Extract the lines that hold the string "minority".

» **RECORD LIST**
========================================

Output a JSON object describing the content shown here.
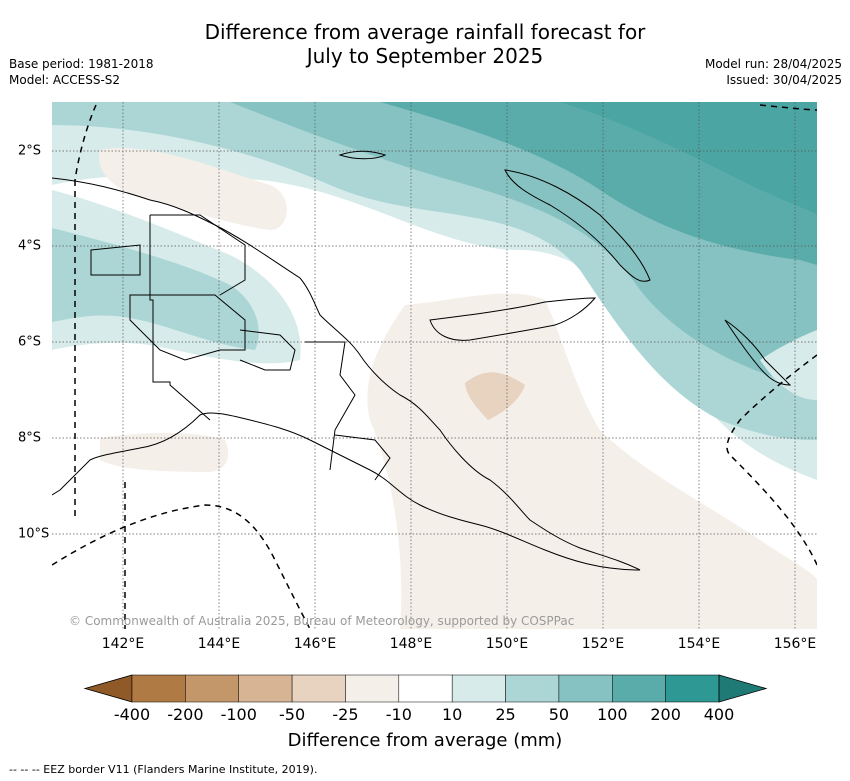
{
  "title_line1": "Difference from average rainfall forecast for",
  "title_line2": "July to September 2025",
  "base_period": "Base period: 1981-2018",
  "model": "Model: ACCESS-S2",
  "model_run": "Model run: 28/04/2025",
  "issued": "Issued: 30/04/2025",
  "lon_labels": [
    "142°E",
    "144°E",
    "146°E",
    "148°E",
    "150°E",
    "152°E",
    "154°E",
    "156°E"
  ],
  "lat_labels": [
    "2°S",
    "4°S",
    "6°S",
    "8°S",
    "10°S"
  ],
  "credit": "© Commonwealth of Australia 2025, Bureau of Meteorology, supported by COSPPac",
  "colorbar": {
    "ticks": [
      "-400",
      "-200",
      "-100",
      "-50",
      "-25",
      "-10",
      "10",
      "25",
      "50",
      "100",
      "200",
      "400"
    ],
    "colors": [
      "#8f5a28",
      "#b07a45",
      "#c4976a",
      "#d7b594",
      "#e8d2c0",
      "#f5efea",
      "#ffffff",
      "#d6ebea",
      "#acd6d5",
      "#86c2c1",
      "#5aacab",
      "#2e9894",
      "#1f7a76"
    ],
    "title": "Difference from average (mm)"
  },
  "eez_note": "-- -- -- EEZ border V11 (Flanders Marine Institute, 2019)."
}
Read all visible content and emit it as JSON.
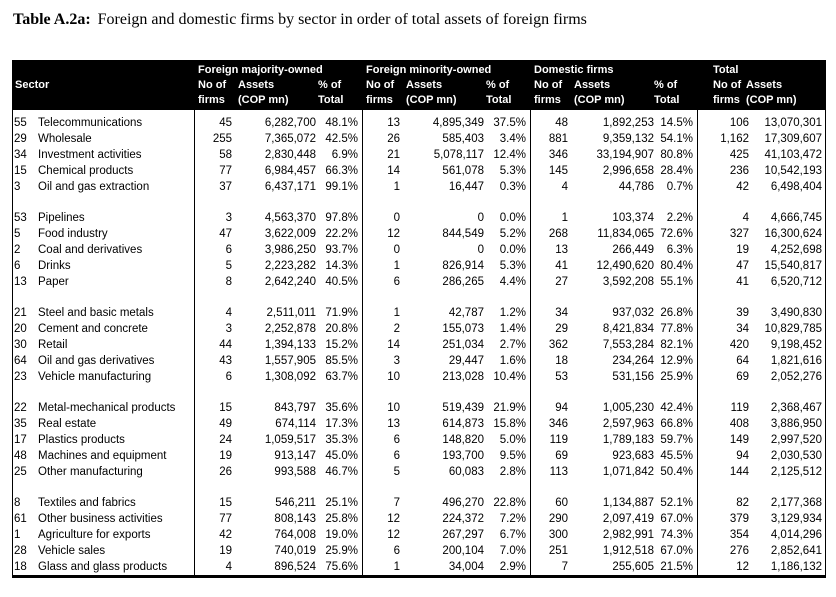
{
  "title": {
    "prefix": "Table A.2a:",
    "text": "Foreign and domestic firms by sector in order of total assets of foreign firms"
  },
  "colors": {
    "header_bg": "#000000",
    "header_text": "#ffffff",
    "body_text": "#000000",
    "background": "#ffffff"
  },
  "table": {
    "header": {
      "sector": "Sector",
      "group_titles": [
        "Foreign majority-owned",
        "Foreign minority-owned",
        "Domestic firms",
        "Total"
      ],
      "sub_top": [
        "No of",
        "Assets",
        "% of"
      ],
      "sub_bottom": [
        "firms",
        "(COP mn)",
        "Total"
      ]
    },
    "columns": [
      "Sector code",
      "Sector",
      "Foreign majority-owned No of firms",
      "Foreign majority-owned Assets (COP mn)",
      "Foreign majority-owned % of Total",
      "Foreign minority-owned No of firms",
      "Foreign minority-owned Assets (COP mn)",
      "Foreign minority-owned % of Total",
      "Domestic firms No of firms",
      "Domestic firms Assets (COP mn)",
      "Domestic firms % of Total",
      "Total No of firms",
      "Total Assets (COP mn)"
    ],
    "row_groups": [
      [
        [
          "55",
          "Telecommunications",
          "45",
          "6,282,700",
          "48.1%",
          "13",
          "4,895,349",
          "37.5%",
          "48",
          "1,892,253",
          "14.5%",
          "106",
          "13,070,301"
        ],
        [
          "29",
          "Wholesale",
          "255",
          "7,365,072",
          "42.5%",
          "26",
          "585,403",
          "3.4%",
          "881",
          "9,359,132",
          "54.1%",
          "1,162",
          "17,309,607"
        ],
        [
          "34",
          "Investment activities",
          "58",
          "2,830,448",
          "6.9%",
          "21",
          "5,078,117",
          "12.4%",
          "346",
          "33,194,907",
          "80.8%",
          "425",
          "41,103,472"
        ],
        [
          "15",
          "Chemical products",
          "77",
          "6,984,457",
          "66.3%",
          "14",
          "561,078",
          "5.3%",
          "145",
          "2,996,658",
          "28.4%",
          "236",
          "10,542,193"
        ],
        [
          "3",
          "Oil and gas extraction",
          "37",
          "6,437,171",
          "99.1%",
          "1",
          "16,447",
          "0.3%",
          "4",
          "44,786",
          "0.7%",
          "42",
          "6,498,404"
        ]
      ],
      [
        [
          "53",
          "Pipelines",
          "3",
          "4,563,370",
          "97.8%",
          "0",
          "0",
          "0.0%",
          "1",
          "103,374",
          "2.2%",
          "4",
          "4,666,745"
        ],
        [
          "5",
          "Food industry",
          "47",
          "3,622,009",
          "22.2%",
          "12",
          "844,549",
          "5.2%",
          "268",
          "11,834,065",
          "72.6%",
          "327",
          "16,300,624"
        ],
        [
          "2",
          "Coal and derivatives",
          "6",
          "3,986,250",
          "93.7%",
          "0",
          "0",
          "0.0%",
          "13",
          "266,449",
          "6.3%",
          "19",
          "4,252,698"
        ],
        [
          "6",
          "Drinks",
          "5",
          "2,223,282",
          "14.3%",
          "1",
          "826,914",
          "5.3%",
          "41",
          "12,490,620",
          "80.4%",
          "47",
          "15,540,817"
        ],
        [
          "13",
          "Paper",
          "8",
          "2,642,240",
          "40.5%",
          "6",
          "286,265",
          "4.4%",
          "27",
          "3,592,208",
          "55.1%",
          "41",
          "6,520,712"
        ]
      ],
      [
        [
          "21",
          "Steel and basic metals",
          "4",
          "2,511,011",
          "71.9%",
          "1",
          "42,787",
          "1.2%",
          "34",
          "937,032",
          "26.8%",
          "39",
          "3,490,830"
        ],
        [
          "20",
          "Cement and concrete",
          "3",
          "2,252,878",
          "20.8%",
          "2",
          "155,073",
          "1.4%",
          "29",
          "8,421,834",
          "77.8%",
          "34",
          "10,829,785"
        ],
        [
          "30",
          "Retail",
          "44",
          "1,394,133",
          "15.2%",
          "14",
          "251,034",
          "2.7%",
          "362",
          "7,553,284",
          "82.1%",
          "420",
          "9,198,452"
        ],
        [
          "64",
          "Oil and gas derivatives",
          "43",
          "1,557,905",
          "85.5%",
          "3",
          "29,447",
          "1.6%",
          "18",
          "234,264",
          "12.9%",
          "64",
          "1,821,616"
        ],
        [
          "23",
          "Vehicle manufacturing",
          "6",
          "1,308,092",
          "63.7%",
          "10",
          "213,028",
          "10.4%",
          "53",
          "531,156",
          "25.9%",
          "69",
          "2,052,276"
        ]
      ],
      [
        [
          "22",
          "Metal-mechanical products",
          "15",
          "843,797",
          "35.6%",
          "10",
          "519,439",
          "21.9%",
          "94",
          "1,005,230",
          "42.4%",
          "119",
          "2,368,467"
        ],
        [
          "35",
          "Real estate",
          "49",
          "674,114",
          "17.3%",
          "13",
          "614,873",
          "15.8%",
          "346",
          "2,597,963",
          "66.8%",
          "408",
          "3,886,950"
        ],
        [
          "17",
          "Plastics products",
          "24",
          "1,059,517",
          "35.3%",
          "6",
          "148,820",
          "5.0%",
          "119",
          "1,789,183",
          "59.7%",
          "149",
          "2,997,520"
        ],
        [
          "48",
          "Machines and equipment",
          "19",
          "913,147",
          "45.0%",
          "6",
          "193,700",
          "9.5%",
          "69",
          "923,683",
          "45.5%",
          "94",
          "2,030,530"
        ],
        [
          "25",
          "Other manufacturing",
          "26",
          "993,588",
          "46.7%",
          "5",
          "60,083",
          "2.8%",
          "113",
          "1,071,842",
          "50.4%",
          "144",
          "2,125,512"
        ]
      ],
      [
        [
          "8",
          "Textiles and fabrics",
          "15",
          "546,211",
          "25.1%",
          "7",
          "496,270",
          "22.8%",
          "60",
          "1,134,887",
          "52.1%",
          "82",
          "2,177,368"
        ],
        [
          "61",
          "Other business activities",
          "77",
          "808,143",
          "25.8%",
          "12",
          "224,372",
          "7.2%",
          "290",
          "2,097,419",
          "67.0%",
          "379",
          "3,129,934"
        ],
        [
          "1",
          "Agriculture for exports",
          "42",
          "764,008",
          "19.0%",
          "12",
          "267,297",
          "6.7%",
          "300",
          "2,982,991",
          "74.3%",
          "354",
          "4,014,296"
        ],
        [
          "28",
          "Vehicle sales",
          "19",
          "740,019",
          "25.9%",
          "6",
          "200,104",
          "7.0%",
          "251",
          "1,912,518",
          "67.0%",
          "276",
          "2,852,641"
        ],
        [
          "18",
          "Glass and glass products",
          "4",
          "896,524",
          "75.6%",
          "1",
          "34,004",
          "2.9%",
          "7",
          "255,605",
          "21.5%",
          "12",
          "1,186,132"
        ]
      ]
    ]
  }
}
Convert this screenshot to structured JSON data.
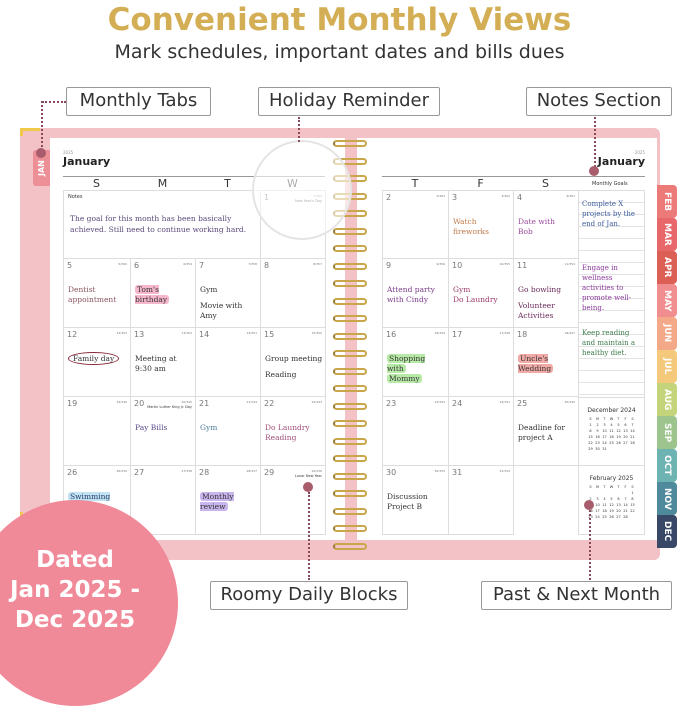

========================================

» **ANSWER FOR THE TASK**
        "Foreign minority-owned",
      "Foreign minority-owned No of firms",
      "Foreign minority-owned Assets (COP mn)",
      "Foreign minority-owned % of Total",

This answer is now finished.